═════ Dataset ═════
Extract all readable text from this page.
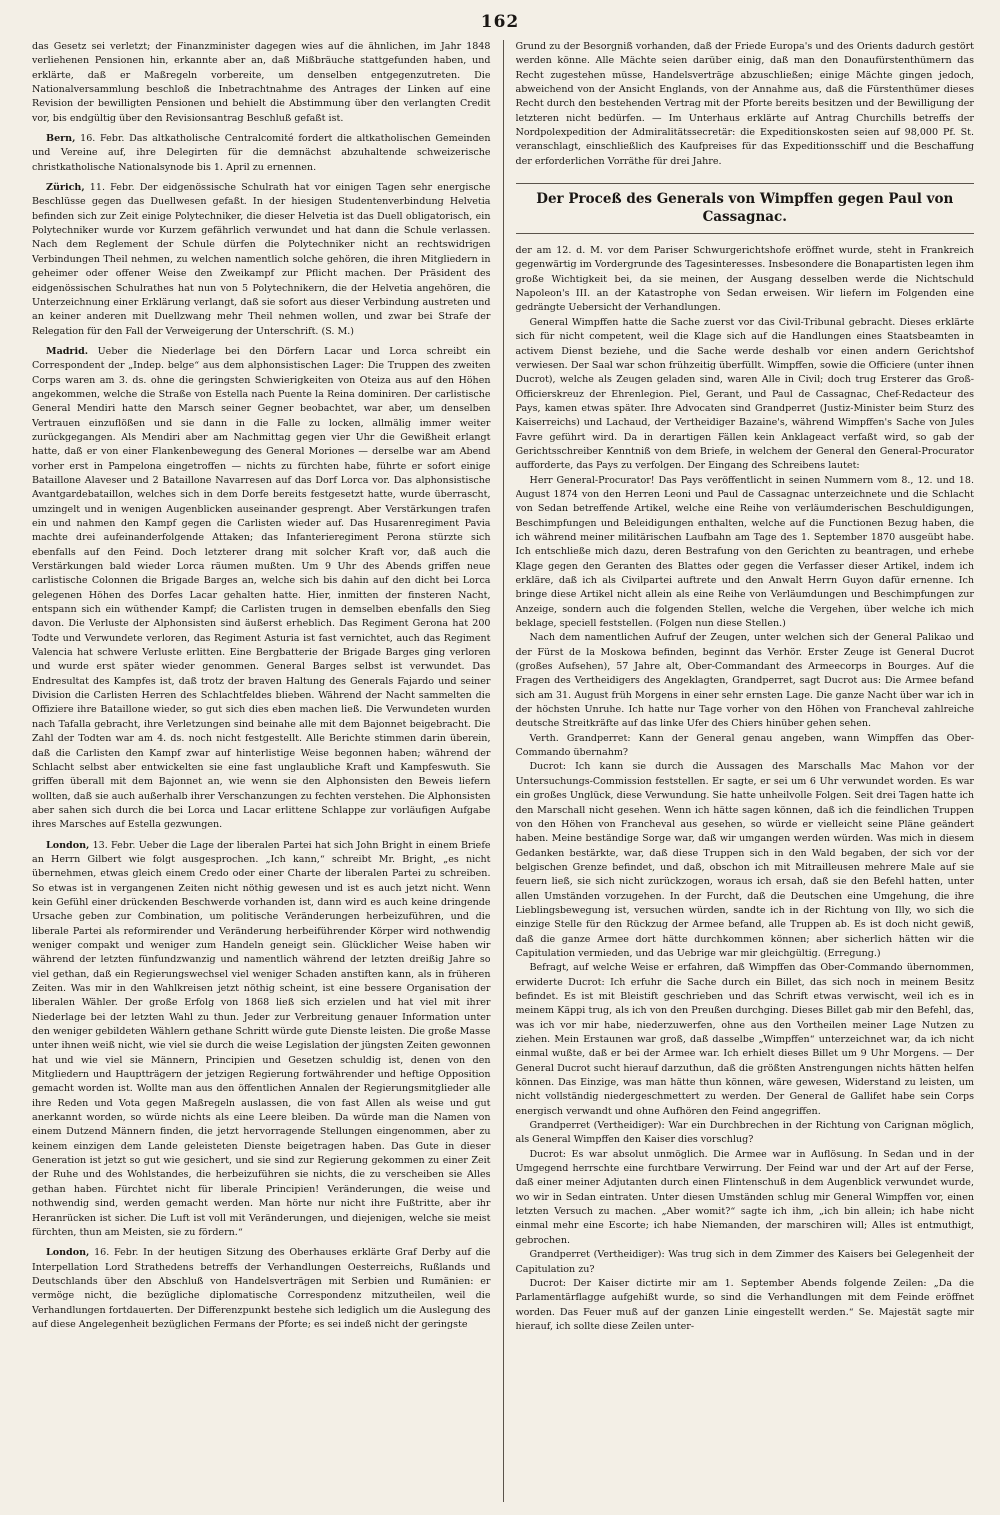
162

das Gesetz sei verletzt; der Finanzminister dagegen wies auf die ähnlichen, im Jahr 1848 verliehenen Pensionen hin, erkannte aber an, daß Mißbräuche stattgefunden haben, und erklärte, daß er Maßregeln vorbereite, um denselben entgegenzutreten. Die Nationalversammlung beschloß die Inbetrachtnahme des Antrages der Linken auf eine Revision der bewilligten Pensionen und behielt die Abstimmung über den verlangten Credit vor, bis endgültig über den Revisionsantrag Beschluß gefaßt ist.

Bern, 16. Febr. Das altkatholische Centralcomité fordert die altkatholischen Gemeinden und Vereine auf, ihre Delegirten für die demnächst abzuhaltende schweizerische christkatholische Nationalsynode bis 1. April zu ernennen.

Zürich, 11. Febr. Der eidgenössische Schulrath hat vor einigen Tagen sehr energische Beschlüsse gegen das Duellwesen gefaßt. In der hiesigen Studentenverbindung Helvetia befinden sich zur Zeit einige Polytechniker, die dieser Helvetia ist das Duell obligatorisch, ein Polytechniker wurde vor Kurzem gefährlich verwundet und hat dann die Schule verlassen. Nach dem Reglement der Schule dürfen die Polytechniker nicht an rechtswidrigen Verbindungen Theil nehmen, zu welchen namentlich solche gehören, die ihren Mitgliedern in geheimer oder offener Weise den Zweikampf zur Pflicht machen. Der Präsident des eidgenössischen Schulrathes hat nun von 5 Polytechnikern, die der Helvetia angehören, die Unterzeichnung einer Erklärung verlangt, daß sie sofort aus dieser Verbindung austreten und an keiner anderen mit Duellzwang mehr Theil nehmen wollen, und zwar bei Strafe der Relegation für den Fall der Verweigerung der Unterschrift. (S. M.)

Madrid. Ueber die Niederlage bei den Dörfern Lacar und Lorca schreibt ein Correspondent der „Indep. belge“ aus dem alphonsistischen Lager: Die Truppen des zweiten Corps waren am 3. ds. ohne die geringsten Schwierigkeiten von Oteiza aus auf den Höhen angekommen, welche die Straße von Estella nach Puente la Reina dominiren. Der carlistische General Mendiri hatte den Marsch seiner Gegner beobachtet, war aber, um denselben Vertrauen einzuflößen und sie dann in die Falle zu locken, allmälig immer weiter zurückgegangen. Als Mendiri aber am Nachmittag gegen vier Uhr die Gewißheit erlangt hatte, daß er von einer Flankenbewegung des General Moriones — derselbe war am Abend vorher erst in Pampelona eingetroffen — nichts zu fürchten habe, führte er sofort einige Bataillone Alaveser und 2 Bataillone Navarresen auf das Dorf Lorca vor. Das alphonsistische Avantgardebataillon, welches sich in dem Dorfe bereits festgesetzt hatte, wurde überrascht, umzingelt und in wenigen Augenblicken auseinander gesprengt. Aber Verstärkungen trafen ein und nahmen den Kampf gegen die Carlisten wieder auf. Das Husarenregiment Pavia machte drei aufeinanderfolgende Attaken; das Infanterieregiment Perona stürzte sich ebenfalls auf den Feind. Doch letzterer drang mit solcher Kraft vor, daß auch die Verstärkungen bald wieder Lorca räumen mußten. Um 9 Uhr des Abends griffen neue carlistische Colonnen die Brigade Barges an, welche sich bis dahin auf den dicht bei Lorca gelegenen Höhen des Dorfes Lacar gehalten hatte. Hier, inmitten der finsteren Nacht, entspann sich ein wüthender Kampf; die Carlisten trugen in demselben ebenfalls den Sieg davon. Die Verluste der Alphonsisten sind äußerst erheblich. Das Regiment Gerona hat 200 Todte und Verwundete verloren, das Regiment Asturia ist fast vernichtet, auch das Regiment Valencia hat schwere Verluste erlitten. Eine Bergbatterie der Brigade Barges ging verloren und wurde erst später wieder genommen. General Barges selbst ist verwundet. Das Endresultat des Kampfes ist, daß trotz der braven Haltung des Generals Fajardo und seiner Division die Carlisten Herren des Schlachtfeldes blieben. Während der Nacht sammelten die Offiziere ihre Bataillone wieder, so gut sich dies eben machen ließ. Die Verwundeten wurden nach Tafalla gebracht, ihre Verletzungen sind beinahe alle mit dem Bajonnet beigebracht. Die Zahl der Todten war am 4. ds. noch nicht festgestellt. Alle Berichte stimmen darin überein, daß die Carlisten den Kampf zwar auf hinterlistige Weise begonnen haben; während der Schlacht selbst aber entwickelten sie eine fast unglaubliche Kraft und Kampfeswuth. Sie griffen überall mit dem Bajonnet an, wie wenn sie den Alphonsisten den Beweis liefern wollten, daß sie auch außerhalb ihrer Verschanzungen zu fechten verstehen. Die Alphonsisten aber sahen sich durch die bei Lorca und Lacar erlittene Schlappe zur vorläufigen Aufgabe ihres Marsches auf Estella gezwungen.

London, 13. Febr. Ueber die Lage der liberalen Partei hat sich John Bright in einem Briefe an Herrn Gilbert wie folgt ausgesprochen. „Ich kann,“ schreibt Mr. Bright, „es nicht übernehmen, etwas gleich einem Credo oder einer Charte der liberalen Partei zu schreiben. So etwas ist in vergangenen Zeiten nicht nöthig gewesen und ist es auch jetzt nicht. Wenn kein Gefühl einer drückenden Beschwerde vorhanden ist, dann wird es auch keine dringende Ursache geben zur Combination, um politische Veränderungen herbeizuführen, und die liberale Partei als reformirender und Veränderung herbeiführender Körper wird nothwendig weniger compakt und weniger zum Handeln geneigt sein. Glücklicher Weise haben wir während der letzten fünfundzwanzig und namentlich während der letzten dreißig Jahre so viel gethan, daß ein Regierungswechsel viel weniger Schaden anstiften kann, als in früheren Zeiten. Was mir in den Wahlkreisen jetzt nöthig scheint, ist eine bessere Organisation der liberalen Wähler. Der große Erfolg von 1868 ließ sich erzielen und hat viel mit ihrer Niederlage bei der letzten Wahl zu thun. Jeder zur Verbreitung genauer Information unter den weniger gebildeten Wählern gethane Schritt würde gute Dienste leisten. Die große Masse unter ihnen weiß nicht, wie viel sie durch die weise Legislation der jüngsten Zeiten gewonnen hat und wie viel sie Männern, Principien und Gesetzen schuldig ist, denen von den Mitgliedern und Hauptträgern der jetzigen Regierung fortwährender und heftige Opposition gemacht worden ist. Wollte man aus den öffentlichen Annalen der Regierungsmitglieder alle ihre Reden und Vota gegen Maßregeln auslassen, die von fast Allen als weise und gut anerkannt worden, so würde nichts als eine Leere bleiben. Da würde man die Namen von einem Dutzend Männern finden, die jetzt hervorragende Stellungen eingenommen, aber zu keinem einzigen dem Lande geleisteten Dienste beigetragen haben. Das Gute in dieser Generation ist jetzt so gut wie gesichert, und sie sind zur Regierung gekommen zu einer Zeit der Ruhe und des Wohlstandes, die herbeizuführen sie nichts, die zu verscheiben sie Alles gethan haben. Fürchtet nicht für liberale Principien! Veränderungen, die weise und nothwendig sind, werden gemacht werden. Man hörte nur nicht ihre Fußtritte, aber ihr Heranrücken ist sicher. Die Luft ist voll mit Veränderungen, und diejenigen, welche sie meist fürchten, thun am Meisten, sie zu fördern.“

London, 16. Febr. In der heutigen Sitzung des Oberhauses erklärte Graf Derby auf die Interpellation Lord Strathedens betreffs der Verhandlungen Oesterreichs, Rußlands und Deutschlands über den Abschluß von Handelsverträgen mit Serbien und Rumänien: er vermöge nicht, die bezügliche diplomatische Correspondenz mitzutheilen, weil die Verhandlungen fortdauerten. Der Differenzpunkt bestehe sich lediglich um die Auslegung des auf diese Angelegenheit bezüglichen Fermans der Pforte; es sei indeß nicht der geringste

Grund zu der Besorgniß vorhanden, daß der Friede Europa's und des Orients dadurch gestört werden könne. Alle Mächte seien darüber einig, daß man den Donaufürstenthümern das Recht zugestehen müsse, Handelsverträge abzuschließen; einige Mächte gingen jedoch, abweichend von der Ansicht Englands, von der Annahme aus, daß die Fürstenthümer dieses Recht durch den bestehenden Vertrag mit der Pforte bereits besitzen und der Bewilligung der letzteren nicht bedürfen. — Im Unterhaus erklärte auf Antrag Churchills betreffs der Nordpolexpedition der Admiralitätssecretär: die Expeditionskosten seien auf 98,000 Pf. St. veranschlagt, einschließlich des Kaufpreises für das Expeditionsschiff und die Beschaffung der erforderlichen Vorräthe für drei Jahre.

Der Proceß des Generals von Wimpffen gegen Paul von Cassagnac.

der am 12. d. M. vor dem Pariser Schwurgerichtshofe eröffnet wurde, steht in Frankreich gegenwärtig im Vordergrunde des Tagesinteresses. Insbesondere die Bonapartisten legen ihm große Wichtigkeit bei, da sie meinen, der Ausgang desselben werde die Nichtschuld Napoleon's III. an der Katastrophe von Sedan erweisen. Wir liefern im Folgenden eine gedrängte Uebersicht der Verhandlungen.

General Wimpffen hatte die Sache zuerst vor das Civil-Tribunal gebracht. Dieses erklärte sich für nicht competent, weil die Klage sich auf die Handlungen eines Staatsbeamten in activem Dienst beziehe, und die Sache werde deshalb vor einen andern Gerichtshof verwiesen. Der Saal war schon frühzeitig überfüllt. Wimpffen, sowie die Officiere (unter ihnen Ducrot), welche als Zeugen geladen sind, waren Alle in Civil; doch trug Ersterer das Groß-Officierskreuz der Ehrenlegion. Piel, Gerant, und Paul de Cassagnac, Chef-Redacteur des Pays, kamen etwas später. Ihre Advocaten sind Grandperret (Justiz-Minister beim Sturz des Kaiserreichs) und Lachaud, der Vertheidiger Bazaine's, während Wimpffen's Sache von Jules Favre geführt wird. Da in derartigen Fällen kein Anklageact verfaßt wird, so gab der Gerichtsschreiber Kenntniß von dem Briefe, in welchem der General den General-Procurator aufforderte, das Pays zu verfolgen. Der Eingang des Schreibens lautet:

Herr General-Procurator! Das Pays veröffentlicht in seinen Nummern vom 8., 12. und 18. August 1874 von den Herren Leoni und Paul de Cassagnac unterzeichnete und die Schlacht von Sedan betreffende Artikel, welche eine Reihe von verläumderischen Beschuldigungen, Beschimpfungen und Beleidigungen enthalten, welche auf die Functionen Bezug haben, die ich während meiner militärischen Laufbahn am Tage des 1. September 1870 ausgeübt habe. Ich entschließe mich dazu, deren Bestrafung von den Gerichten zu beantragen, und erhebe Klage gegen den Geranten des Blattes oder gegen die Verfasser dieser Artikel, indem ich erkläre, daß ich als Civilpartei auftrete und den Anwalt Herrn Guyon dafür ernenne. Ich bringe diese Artikel nicht allein als eine Reihe von Verläumdungen und Beschimpfungen zur Anzeige, sondern auch die folgenden Stellen, welche die Vergehen, über welche ich mich beklage, speciell feststellen. (Folgen nun diese Stellen.)

Nach dem namentlichen Aufruf der Zeugen, unter welchen sich der General Palikao und der Fürst de la Moskowa befinden, beginnt das Verhör. Erster Zeuge ist General Ducrot (großes Aufsehen), 57 Jahre alt, Ober-Commandant des Armeecorps in Bourges. Auf die Fragen des Vertheidigers des Angeklagten, Grandperret, sagt Ducrot aus: Die Armee befand sich am 31. August früh Morgens in einer sehr ernsten Lage. Die ganze Nacht über war ich in der höchsten Unruhe. Ich hatte nur Tage vorher von den Höhen von Francheval zahlreiche deutsche Streitkräfte auf das linke Ufer des Chiers hinüber gehen sehen.

Verth. Grandperret: Kann der General genau angeben, wann Wimpffen das Ober-Commando übernahm?

Ducrot: Ich kann sie durch die Aussagen des Marschalls Mac Mahon vor der Untersuchungs-Commission feststellen. Er sagte, er sei um 6 Uhr verwundet worden. Es war ein großes Unglück, diese Verwundung. Sie hatte unheilvolle Folgen. Seit drei Tagen hatte ich den Marschall nicht gesehen. Wenn ich hätte sagen können, daß ich die feindlichen Truppen von den Höhen von Francheval aus gesehen, so würde er vielleicht seine Pläne geändert haben. Meine beständige Sorge war, daß wir umgangen werden würden. Was mich in diesem Gedanken bestärkte, war, daß diese Truppen sich in den Wald begaben, der sich vor der belgischen Grenze befindet, und daß, obschon ich mit Mitrailleusen mehrere Male auf sie feuern ließ, sie sich nicht zurückzogen, woraus ich ersah, daß sie den Befehl hatten, unter allen Umständen vorzugehen. In der Furcht, daß die Deutschen eine Umgehung, die ihre Lieblingsbewegung ist, versuchen würden, sandte ich in der Richtung von Illy, wo sich die einzige Stelle für den Rückzug der Armee befand, alle Truppen ab. Es ist doch nicht gewiß, daß die ganze Armee dort hätte durchkommen können; aber sicherlich hätten wir die Capitulation vermieden, und das Uebrige war mir gleichgültig. (Erregung.)

Befragt, auf welche Weise er erfahren, daß Wimpffen das Ober-Commando übernommen, erwiderte Ducrot: Ich erfuhr die Sache durch ein Billet, das sich noch in meinem Besitz befindet. Es ist mit Bleistift geschrieben und das Schrift etwas verwischt, weil ich es in meinem Käppi trug, als ich von den Preußen durchging. Dieses Billet gab mir den Befehl, das, was ich vor mir habe, niederzuwerfen, ohne aus den Vortheilen meiner Lage Nutzen zu ziehen. Mein Erstaunen war groß, daß dasselbe „Wimpffen“ unterzeichnet war, da ich nicht einmal wußte, daß er bei der Armee war. Ich erhielt dieses Billet um 9 Uhr Morgens. — Der General Ducrot sucht hierauf darzuthun, daß die größten Anstrengungen nichts hätten helfen können. Das Einzige, was man hätte thun können, wäre gewesen, Widerstand zu leisten, um nicht vollständig niedergeschmettert zu werden. Der General de Gallifet habe sein Corps energisch verwandt und ohne Aufhören den Feind angegriffen.

Grandperret (Vertheidiger): War ein Durchbrechen in der Richtung von Carignan möglich, als General Wimpffen den Kaiser dies vorschlug?

Ducrot: Es war absolut unmöglich. Die Armee war in Auflösung. In Sedan und in der Umgegend herrschte eine furchtbare Verwirrung. Der Feind war und der Art auf der Ferse, daß einer meiner Adjutanten durch einen Flintenschuß in dem Augenblick verwundet wurde, wo wir in Sedan eintraten. Unter diesen Umständen schlug mir General Wimpffen vor, einen letzten Versuch zu machen. „Aber womit?“ sagte ich ihm, „ich bin allein; ich habe nicht einmal mehr eine Escorte; ich habe Niemanden, der marschiren will; Alles ist entmuthigt, gebrochen.

Grandperret (Vertheidiger): Was trug sich in dem Zimmer des Kaisers bei Gelegenheit der Capitulation zu?

Ducrot: Der Kaiser dictirte mir am 1. September Abends folgende Zeilen: „Da die Parlamentärflagge aufgehißt wurde, so sind die Verhandlungen mit dem Feinde eröffnet worden. Das Feuer muß auf der ganzen Linie eingestellt werden.“ Se. Majestät sagte mir hierauf, ich sollte diese Zeilen unter-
═════
Work instructions: Search the records above for the string "einmal". Copy every line that contains it.

Solution for this exercise:
Befragt, auf welche Weise er erfahren, daß Wimpffen das Ober-Commando übernommen, erwiderte Ducrot: Ich erfuhr die Sache durch ein Billet, das sich noch in meinem Besitz befindet. Es ist mit Bleistift geschrieben und das Schrift etwas verwischt, weil ich es in meinem Käppi trug, als ich von den Preußen durchging. Dieses Billet gab mir den Befehl, das, was ich vor mir habe, niederzuwerfen, ohne aus den Vortheilen meiner Lage Nutzen zu ziehen. Mein Erstaunen war groß, daß dasselbe „Wimpffen“ unterzeichnet war, da ich nicht einmal wußte, daß er bei der Armee war. Ich erhielt dieses Billet um 9 Uhr Morgens. — Der General Ducrot sucht hierauf darzuthun, daß die größten Anstrengungen nichts hätten helfen können. Das Einzige, was man hätte thun können, wäre gewesen, Widerstand zu leisten, um nicht vollständig niedergeschmettert zu werden. Der General de Gallifet habe sein Corps energisch verwandt und ohne Aufhören den Feind angegriffen.
Ducrot: Es war absolut unmöglich. Die Armee war in Auflösung. In Sedan und in der Umgegend herrschte eine furchtbare Verwirrung. Der Feind war und der Art auf der Ferse, daß einer meiner Adjutanten durch einen Flintenschuß in dem Augenblick verwundet wurde, wo wir in Sedan eintraten. Unter diesen Umständen schlug mir General Wimpffen vor, einen letzten Versuch zu machen. „Aber womit?“ sagte ich ihm, „ich bin allein; ich habe nicht einmal mehr eine Escorte; ich habe Niemanden, der marschiren will; Alles ist entmuthigt, gebrochen.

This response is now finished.